#### WHAT TO DO
Print all entries precisely as they are written.

#### EXTRACTED RECORDS
-=-=-

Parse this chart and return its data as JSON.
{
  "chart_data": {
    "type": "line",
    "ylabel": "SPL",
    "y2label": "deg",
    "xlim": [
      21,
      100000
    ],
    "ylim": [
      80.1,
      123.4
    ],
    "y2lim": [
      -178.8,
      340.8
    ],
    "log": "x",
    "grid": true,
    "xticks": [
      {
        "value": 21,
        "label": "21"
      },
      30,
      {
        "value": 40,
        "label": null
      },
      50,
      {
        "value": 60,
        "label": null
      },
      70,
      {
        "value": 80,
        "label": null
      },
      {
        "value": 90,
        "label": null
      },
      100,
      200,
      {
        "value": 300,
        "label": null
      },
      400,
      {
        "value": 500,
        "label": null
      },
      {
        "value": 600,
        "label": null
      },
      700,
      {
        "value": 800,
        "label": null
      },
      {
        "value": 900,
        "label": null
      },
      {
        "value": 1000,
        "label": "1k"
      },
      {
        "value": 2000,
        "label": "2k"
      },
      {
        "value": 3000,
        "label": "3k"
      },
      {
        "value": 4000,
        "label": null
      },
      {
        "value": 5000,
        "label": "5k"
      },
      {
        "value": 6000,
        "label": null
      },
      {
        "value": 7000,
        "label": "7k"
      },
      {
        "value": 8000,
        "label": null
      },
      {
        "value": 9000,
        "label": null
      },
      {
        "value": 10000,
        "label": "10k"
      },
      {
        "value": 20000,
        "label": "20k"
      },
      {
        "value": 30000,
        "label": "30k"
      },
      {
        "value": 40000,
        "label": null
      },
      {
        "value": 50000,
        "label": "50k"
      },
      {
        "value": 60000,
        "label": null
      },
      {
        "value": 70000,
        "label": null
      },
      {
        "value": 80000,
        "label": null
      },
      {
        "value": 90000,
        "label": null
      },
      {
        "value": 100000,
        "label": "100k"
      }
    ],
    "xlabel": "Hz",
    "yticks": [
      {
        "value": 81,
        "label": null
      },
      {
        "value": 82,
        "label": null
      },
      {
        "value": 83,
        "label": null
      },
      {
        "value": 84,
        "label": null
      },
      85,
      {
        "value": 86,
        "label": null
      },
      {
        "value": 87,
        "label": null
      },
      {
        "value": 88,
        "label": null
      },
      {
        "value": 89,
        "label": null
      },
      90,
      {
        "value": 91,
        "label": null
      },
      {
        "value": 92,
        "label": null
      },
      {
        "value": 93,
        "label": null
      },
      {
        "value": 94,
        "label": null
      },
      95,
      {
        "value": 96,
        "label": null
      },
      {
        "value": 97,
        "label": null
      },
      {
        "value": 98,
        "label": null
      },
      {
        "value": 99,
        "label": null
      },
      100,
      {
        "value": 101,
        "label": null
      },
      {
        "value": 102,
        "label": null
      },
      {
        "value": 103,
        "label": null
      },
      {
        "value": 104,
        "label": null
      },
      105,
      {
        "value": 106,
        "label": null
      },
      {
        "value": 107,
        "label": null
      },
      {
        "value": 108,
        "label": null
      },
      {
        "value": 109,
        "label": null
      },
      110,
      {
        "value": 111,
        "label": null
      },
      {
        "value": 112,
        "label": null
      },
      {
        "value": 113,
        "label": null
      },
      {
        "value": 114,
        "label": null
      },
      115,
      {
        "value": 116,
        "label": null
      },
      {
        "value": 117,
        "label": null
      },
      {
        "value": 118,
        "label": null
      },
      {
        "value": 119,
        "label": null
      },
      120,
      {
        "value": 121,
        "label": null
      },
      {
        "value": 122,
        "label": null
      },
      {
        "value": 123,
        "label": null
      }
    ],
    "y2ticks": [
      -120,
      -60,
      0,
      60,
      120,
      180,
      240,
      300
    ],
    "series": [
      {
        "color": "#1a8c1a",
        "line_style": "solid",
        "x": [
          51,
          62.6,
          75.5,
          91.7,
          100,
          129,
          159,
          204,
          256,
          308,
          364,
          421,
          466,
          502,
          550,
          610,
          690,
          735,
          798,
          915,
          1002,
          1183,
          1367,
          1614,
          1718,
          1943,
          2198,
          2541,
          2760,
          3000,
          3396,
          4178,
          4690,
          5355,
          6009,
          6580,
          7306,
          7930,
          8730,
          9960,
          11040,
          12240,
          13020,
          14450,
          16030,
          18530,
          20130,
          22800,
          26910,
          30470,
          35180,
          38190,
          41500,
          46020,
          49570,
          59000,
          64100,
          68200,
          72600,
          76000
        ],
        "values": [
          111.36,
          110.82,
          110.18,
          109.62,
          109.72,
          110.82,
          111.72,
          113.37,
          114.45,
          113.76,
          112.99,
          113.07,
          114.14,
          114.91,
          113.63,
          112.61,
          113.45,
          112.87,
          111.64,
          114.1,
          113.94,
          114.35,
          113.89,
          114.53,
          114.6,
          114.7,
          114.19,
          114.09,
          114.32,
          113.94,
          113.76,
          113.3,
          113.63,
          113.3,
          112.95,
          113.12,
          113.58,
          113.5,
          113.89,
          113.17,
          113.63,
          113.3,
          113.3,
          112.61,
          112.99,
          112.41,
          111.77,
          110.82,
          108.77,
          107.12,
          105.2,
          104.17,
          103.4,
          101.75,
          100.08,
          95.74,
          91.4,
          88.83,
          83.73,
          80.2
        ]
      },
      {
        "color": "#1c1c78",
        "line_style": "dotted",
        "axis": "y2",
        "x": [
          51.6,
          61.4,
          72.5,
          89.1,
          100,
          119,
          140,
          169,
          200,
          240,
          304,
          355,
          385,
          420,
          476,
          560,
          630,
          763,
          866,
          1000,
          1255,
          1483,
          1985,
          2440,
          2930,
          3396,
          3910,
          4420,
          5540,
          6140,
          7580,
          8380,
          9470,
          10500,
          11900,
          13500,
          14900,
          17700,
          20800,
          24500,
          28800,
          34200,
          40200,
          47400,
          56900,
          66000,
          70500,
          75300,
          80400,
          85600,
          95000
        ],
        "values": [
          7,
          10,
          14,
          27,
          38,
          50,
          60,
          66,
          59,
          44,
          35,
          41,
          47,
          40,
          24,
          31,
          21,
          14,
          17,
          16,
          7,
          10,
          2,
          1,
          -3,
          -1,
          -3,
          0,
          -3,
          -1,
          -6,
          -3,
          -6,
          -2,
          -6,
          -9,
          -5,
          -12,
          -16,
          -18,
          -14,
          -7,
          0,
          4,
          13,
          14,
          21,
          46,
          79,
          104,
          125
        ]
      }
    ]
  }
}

-=-=-

#### TASK RESPONSE
Parse this chart and return its data as JSON.
{
  "chart_data": {
    "type": "line",
    "ylabel": "SPL",
    "y2label": "deg",
    "xlim": [
      21,
      100000
    ],
    "ylim": [
      80.1,
      123.4
    ],
    "y2lim": [
      -178.8,
      340.8
    ],
    "log": "x",
    "grid": true,
    "xticks": [
      {
        "value": 21,
        "label": "21"
      },
      30,
      {
        "value": 40,
        "label": null
      },
      50,
      {
        "value": 60,
        "label": null
      },
      70,
      {
        "value": 80,
        "label": null
      },
      {
        "value": 90,
        "label": null
      },
      100,
      200,
      {
        "value": 300,
        "label": null
      },
      400,
      {
        "value": 500,
        "label": null
      },
      {
        "value": 600,
        "label": null
      },
      700,
      {
        "value": 800,
        "label": null
      },
      {
        "value": 900,
        "label": null
      },
      {
        "value": 1000,
        "label": "1k"
      },
      {
        "value": 2000,
        "label": "2k"
      },
      {
        "value": 3000,
        "label": "3k"
      },
      {
        "value": 4000,
        "label": null
      },
      {
        "value": 5000,
        "label": "5k"
      },
      {
        "value": 6000,
        "label": null
      },
      {
        "value": 7000,
        "label": "7k"
      },
      {
        "value": 8000,
        "label": null
      },
      {
        "value": 9000,
        "label": null
      },
      {
        "value": 10000,
        "label": "10k"
      },
      {
        "value": 20000,
        "label": "20k"
      },
      {
        "value": 30000,
        "label": "30k"
      },
      {
        "value": 40000,
        "label": null
      },
      {
        "value": 50000,
        "label": "50k"
      },
      {
        "value": 60000,
        "label": null
      },
      {
        "value": 70000,
        "label": null
      },
      {
        "value": 80000,
        "label": null
      },
      {
        "value": 90000,
        "label": null
      },
      {
        "value": 100000,
        "label": "100k"
      }
    ],
    "xlabel": "Hz",
    "yticks": [
      {
        "value": 81,
        "label": null
      },
      {
        "value": 82,
        "label": null
      },
      {
        "value": 83,
        "label": null
      },
      {
        "value": 84,
        "label": null
      },
      85,
      {
        "value": 86,
        "label": null
      },
      {
        "value": 87,
        "label": null
      },
      {
        "value": 88,
        "label": null
      },
      {
        "value": 89,
        "label": null
      },
      90,
      {
        "value": 91,
        "label": null
      },
      {
        "value": 92,
        "label": null
      },
      {
        "value": 93,
        "label": null
      },
      {
        "value": 94,
        "label": null
      },
      95,
      {
        "value": 96,
        "label": null
      },
      {
        "value": 97,
        "label": null
      },
      {
        "value": 98,
        "label": null
      },
      {
        "value": 99,
        "label": null
      },
      100,
      {
        "value": 101,
        "label": null
      },
      {
        "value": 102,
        "label": null
      },
      {
        "value": 103,
        "label": null
      },
      {
        "value": 104,
        "label": null
      },
      105,
      {
        "value": 106,
        "label": null
      },
      {
        "value": 107,
        "label": null
      },
      {
        "value": 108,
        "label": null
      },
      {
        "value": 109,
        "label": null
      },
      110,
      {
        "value": 111,
        "label": null
      },
      {
        "value": 112,
        "label": null
      },
      {
        "value": 113,
        "label": null
      },
      {
        "value": 114,
        "label": null
      },
      115,
      {
        "value": 116,
        "label": null
      },
      {
        "value": 117,
        "label": null
      },
      {
        "value": 118,
        "label": null
      },
      {
        "value": 119,
        "label": null
      },
      120,
      {
        "value": 121,
        "label": null
      },
      {
        "value": 122,
        "label": null
      },
      {
        "value": 123,
        "label": null
      }
    ],
    "y2ticks": [
      -120,
      -60,
      0,
      60,
      120,
      180,
      240,
      300
    ],
    "series": [
      {
        "color": "#1a8c1a",
        "line_style": "solid",
        "x": [
          51,
          62.6,
          75.5,
          91.7,
          100,
          129,
          159,
          204,
          256,
          308,
          364,
          421,
          466,
          502,
          550,
          610,
          690,
          735,
          798,
          915,
          1002,
          1183,
          1367,
          1614,
          1718,
          1943,
          2198,
          2541,
          2760,
          3000,
          3396,
          4178,
          4690,
          5355,
          6009,
          6580,
          7306,
          7930,
          8730,
          9960,
          11040,
          12240,
          13020,
          14450,
          16030,
          18530,
          20130,
          22800,
          26910,
          30470,
          35180,
          38190,
          41500,
          46020,
          49570,
          59000,
          64100,
          68200,
          72600,
          76000
        ],
        "values": [
          111.36,
          110.82,
          110.18,
          109.62,
          109.72,
          110.82,
          111.72,
          113.37,
          114.45,
          113.76,
          112.99,
          113.07,
          114.14,
          114.91,
          113.63,
          112.61,
          113.45,
          112.87,
          111.64,
          114.1,
          113.94,
          114.35,
          113.89,
          114.53,
          114.6,
          114.7,
          114.19,
          114.09,
          114.32,
          113.94,
          113.76,
          113.3,
          113.63,
          113.3,
          112.95,
          113.12,
          113.58,
          113.5,
          113.89,
          113.17,
          113.63,
          113.3,
          113.3,
          112.61,
          112.99,
          112.41,
          111.77,
          110.82,
          108.77,
          107.12,
          105.2,
          104.17,
          103.4,
          101.75,
          100.08,
          95.74,
          91.4,
          88.83,
          83.73,
          80.2
        ]
      },
      {
        "color": "#1c1c78",
        "line_style": "dotted",
        "axis": "y2",
        "x": [
          51.6,
          61.4,
          72.5,
          89.1,
          100,
          119,
          140,
          169,
          200,
          240,
          304,
          355,
          385,
          420,
          476,
          560,
          630,
          763,
          866,
          1000,
          1255,
          1483,
          1985,
          2440,
          2930,
          3396,
          3910,
          4420,
          5540,
          6140,
          7580,
          8380,
          9470,
          10500,
          11900,
          13500,
          14900,
          17700,
          20800,
          24500,
          28800,
          34200,
          40200,
          47400,
          56900,
          66000,
          70500,
          75300,
          80400,
          85600,
          95000
        ],
        "values": [
          7,
          10,
          14,
          27,
          38,
          50,
          60,
          66,
          59,
          44,
          35,
          41,
          47,
          40,
          24,
          31,
          21,
          14,
          17,
          16,
          7,
          10,
          2,
          1,
          -3,
          -1,
          -3,
          0,
          -3,
          -1,
          -6,
          -3,
          -6,
          -2,
          -6,
          -9,
          -5,
          -12,
          -16,
          -18,
          -14,
          -7,
          0,
          4,
          13,
          14,
          21,
          46,
          79,
          104,
          125
        ]
      }
    ]
  }
}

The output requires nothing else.